Dataset excerpt:
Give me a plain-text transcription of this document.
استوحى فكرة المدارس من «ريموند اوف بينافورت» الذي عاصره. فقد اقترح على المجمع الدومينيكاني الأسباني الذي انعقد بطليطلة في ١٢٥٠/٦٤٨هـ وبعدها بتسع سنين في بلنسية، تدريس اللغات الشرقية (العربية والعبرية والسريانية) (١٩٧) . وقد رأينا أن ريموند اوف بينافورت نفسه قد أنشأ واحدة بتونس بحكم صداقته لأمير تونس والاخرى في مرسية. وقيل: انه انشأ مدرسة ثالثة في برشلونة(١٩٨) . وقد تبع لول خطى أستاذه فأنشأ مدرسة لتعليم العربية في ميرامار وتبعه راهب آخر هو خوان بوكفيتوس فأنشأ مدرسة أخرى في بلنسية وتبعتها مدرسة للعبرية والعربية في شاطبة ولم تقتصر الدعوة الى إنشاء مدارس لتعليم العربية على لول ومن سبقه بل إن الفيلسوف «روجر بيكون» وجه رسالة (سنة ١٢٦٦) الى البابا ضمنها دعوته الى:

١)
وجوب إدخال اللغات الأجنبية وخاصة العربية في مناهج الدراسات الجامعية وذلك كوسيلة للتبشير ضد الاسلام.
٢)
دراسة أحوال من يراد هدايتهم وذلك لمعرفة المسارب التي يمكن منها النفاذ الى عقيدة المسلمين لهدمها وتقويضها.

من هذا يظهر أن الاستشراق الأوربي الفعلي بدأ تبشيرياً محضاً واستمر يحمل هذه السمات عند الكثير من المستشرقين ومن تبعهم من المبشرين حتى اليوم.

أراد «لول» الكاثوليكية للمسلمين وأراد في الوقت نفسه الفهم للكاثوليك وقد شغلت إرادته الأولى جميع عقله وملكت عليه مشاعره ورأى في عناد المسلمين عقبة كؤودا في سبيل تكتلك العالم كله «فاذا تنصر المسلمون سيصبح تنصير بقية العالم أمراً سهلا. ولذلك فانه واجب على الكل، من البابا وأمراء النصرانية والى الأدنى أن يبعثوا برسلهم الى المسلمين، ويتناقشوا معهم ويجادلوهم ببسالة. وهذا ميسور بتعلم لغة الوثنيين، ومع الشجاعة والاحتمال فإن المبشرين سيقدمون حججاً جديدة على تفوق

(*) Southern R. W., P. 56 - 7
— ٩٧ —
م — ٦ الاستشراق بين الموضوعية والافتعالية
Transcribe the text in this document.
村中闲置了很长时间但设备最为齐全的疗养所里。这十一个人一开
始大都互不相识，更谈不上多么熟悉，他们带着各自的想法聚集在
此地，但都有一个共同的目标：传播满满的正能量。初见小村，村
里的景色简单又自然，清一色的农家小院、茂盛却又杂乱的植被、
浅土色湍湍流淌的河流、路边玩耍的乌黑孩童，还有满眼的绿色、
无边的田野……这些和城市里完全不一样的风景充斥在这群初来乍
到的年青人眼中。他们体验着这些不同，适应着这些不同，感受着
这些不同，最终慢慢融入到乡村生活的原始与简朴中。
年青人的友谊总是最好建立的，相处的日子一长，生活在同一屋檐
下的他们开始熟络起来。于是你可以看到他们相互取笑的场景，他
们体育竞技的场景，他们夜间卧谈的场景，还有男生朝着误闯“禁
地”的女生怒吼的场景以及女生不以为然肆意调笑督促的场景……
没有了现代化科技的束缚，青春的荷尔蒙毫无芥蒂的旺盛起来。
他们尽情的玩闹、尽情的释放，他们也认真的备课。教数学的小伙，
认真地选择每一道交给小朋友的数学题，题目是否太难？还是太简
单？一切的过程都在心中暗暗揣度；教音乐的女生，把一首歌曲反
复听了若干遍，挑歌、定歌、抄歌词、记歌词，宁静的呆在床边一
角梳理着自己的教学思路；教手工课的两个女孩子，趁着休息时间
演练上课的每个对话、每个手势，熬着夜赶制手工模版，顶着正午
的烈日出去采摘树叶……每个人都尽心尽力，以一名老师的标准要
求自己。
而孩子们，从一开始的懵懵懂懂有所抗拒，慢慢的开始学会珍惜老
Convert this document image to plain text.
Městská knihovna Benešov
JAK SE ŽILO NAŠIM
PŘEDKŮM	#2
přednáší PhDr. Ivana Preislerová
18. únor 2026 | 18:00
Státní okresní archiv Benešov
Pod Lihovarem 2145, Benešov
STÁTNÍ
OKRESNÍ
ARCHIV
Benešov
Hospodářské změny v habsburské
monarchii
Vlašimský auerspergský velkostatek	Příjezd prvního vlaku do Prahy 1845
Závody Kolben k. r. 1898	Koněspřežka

#### [WHAT IS BEING ASKED]
Search the lines above for the string "this", then show every one that has it.

#### [WRITTEN SOLUTION]
Give me a plain-text transcription of this document.
Transcribe the text in this document.
Convert this document image to plain text.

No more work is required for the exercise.